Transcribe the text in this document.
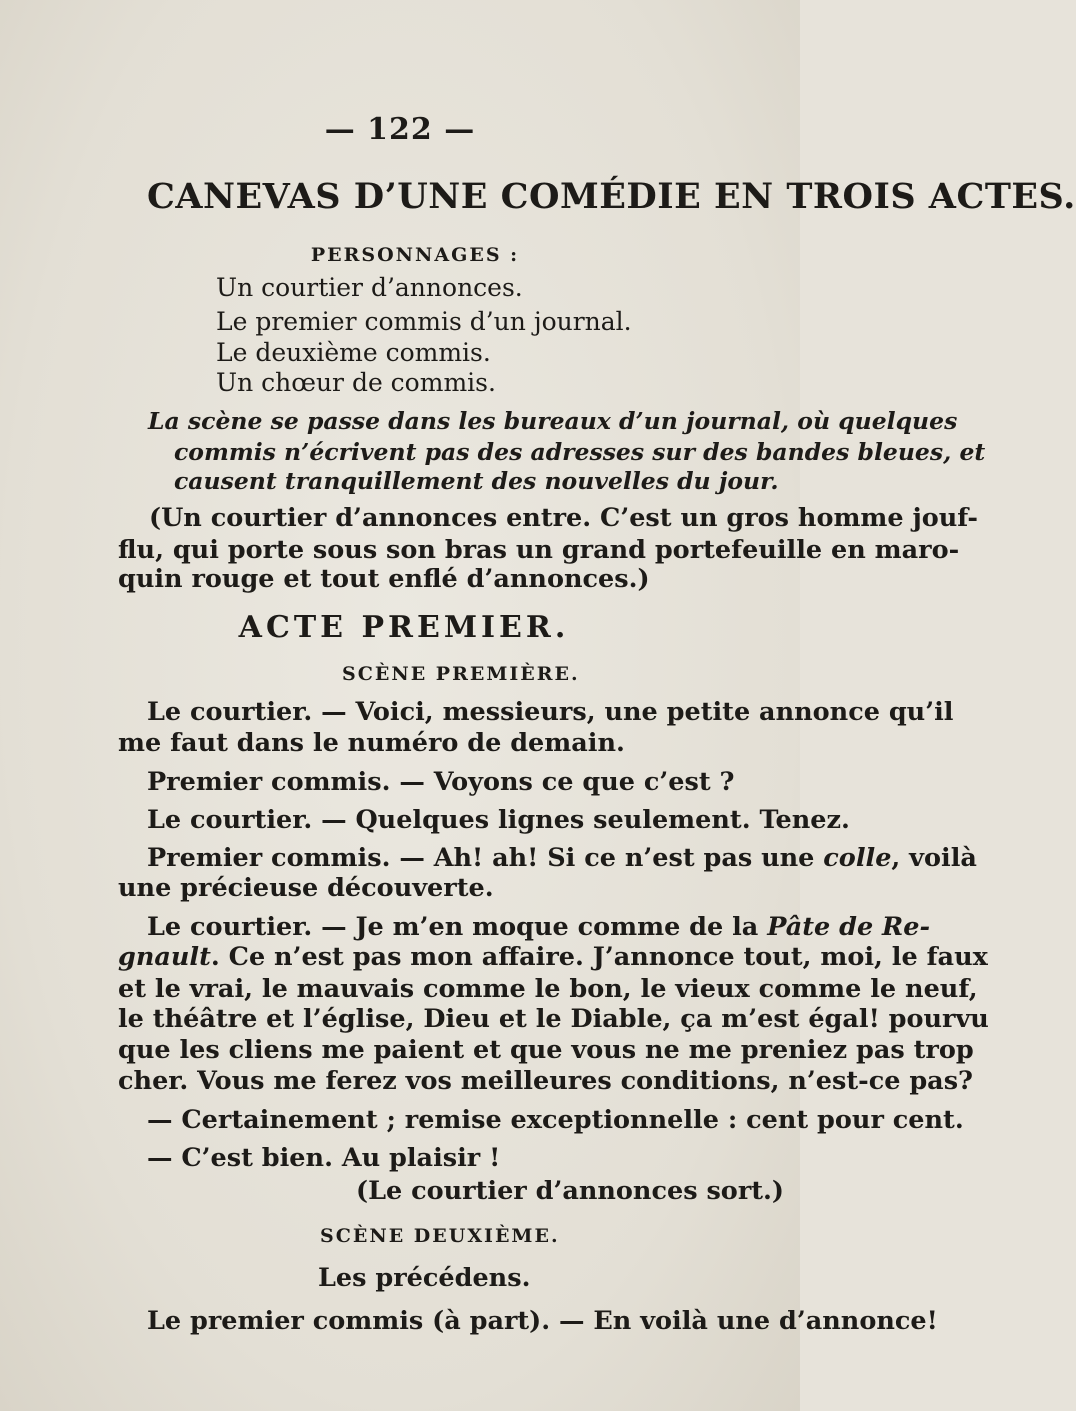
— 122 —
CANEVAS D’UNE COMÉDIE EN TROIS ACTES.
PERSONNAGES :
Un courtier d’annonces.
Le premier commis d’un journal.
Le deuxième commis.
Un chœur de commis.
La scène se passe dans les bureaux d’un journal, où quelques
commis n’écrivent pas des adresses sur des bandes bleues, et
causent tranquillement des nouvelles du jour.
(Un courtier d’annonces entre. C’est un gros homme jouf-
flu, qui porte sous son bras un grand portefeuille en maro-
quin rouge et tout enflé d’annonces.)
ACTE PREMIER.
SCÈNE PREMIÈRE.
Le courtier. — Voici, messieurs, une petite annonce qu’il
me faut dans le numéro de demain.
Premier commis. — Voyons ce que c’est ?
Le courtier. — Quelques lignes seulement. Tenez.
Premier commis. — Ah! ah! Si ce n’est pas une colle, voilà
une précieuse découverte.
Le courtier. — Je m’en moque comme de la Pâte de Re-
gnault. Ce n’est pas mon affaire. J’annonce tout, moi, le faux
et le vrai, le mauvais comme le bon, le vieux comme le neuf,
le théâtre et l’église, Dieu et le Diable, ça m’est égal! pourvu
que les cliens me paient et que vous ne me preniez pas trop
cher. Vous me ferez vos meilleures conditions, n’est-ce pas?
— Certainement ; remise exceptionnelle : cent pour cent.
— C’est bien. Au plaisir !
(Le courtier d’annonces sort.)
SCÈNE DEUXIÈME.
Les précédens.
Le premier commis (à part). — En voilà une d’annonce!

□ □ □

### WORK REQUIRED
Without the pictures, write out the whole listing above exactly as it appears.

### REPLY
Transcribe the text in this document.
— 122 —
CANEVAS D’UNE COMÉDIE EN TROIS ACTES.
PERSONNAGES :
Un courtier d’annonces.
Le premier commis d’un journal.
Le deuxième commis.
Un chœur de commis.
La scène se passe dans les bureaux d’un journal, où quelques
commis n’écrivent pas des adresses sur des bandes bleues, et
causent tranquillement des nouvelles du jour.
(Un courtier d’annonces entre. C’est un gros homme jouf-
flu, qui porte sous son bras un grand portefeuille en maro-
quin rouge et tout enflé d’annonces.)
ACTE PREMIER.
SCÈNE PREMIÈRE.
Le courtier. — Voici, messieurs, une petite annonce qu’il
me faut dans le numéro de demain.
Premier commis. — Voyons ce que c’est ?
Le courtier. — Quelques lignes seulement. Tenez.
Premier commis. — Ah! ah! Si ce n’est pas une colle, voilà
une précieuse découverte.
Le courtier. — Je m’en moque comme de la Pâte de Re-
gnault. Ce n’est pas mon affaire. J’annonce tout, moi, le faux
et le vrai, le mauvais comme le bon, le vieux comme le neuf,
le théâtre et l’église, Dieu et le Diable, ça m’est égal! pourvu
que les cliens me paient et que vous ne me preniez pas trop
cher. Vous me ferez vos meilleures conditions, n’est-ce pas?
— Certainement ; remise exceptionnelle : cent pour cent.
— C’est bien. Au plaisir !
(Le courtier d’annonces sort.)
SCÈNE DEUXIÈME.
Les précédens.
Le premier commis (à part). — En voilà une d’annonce!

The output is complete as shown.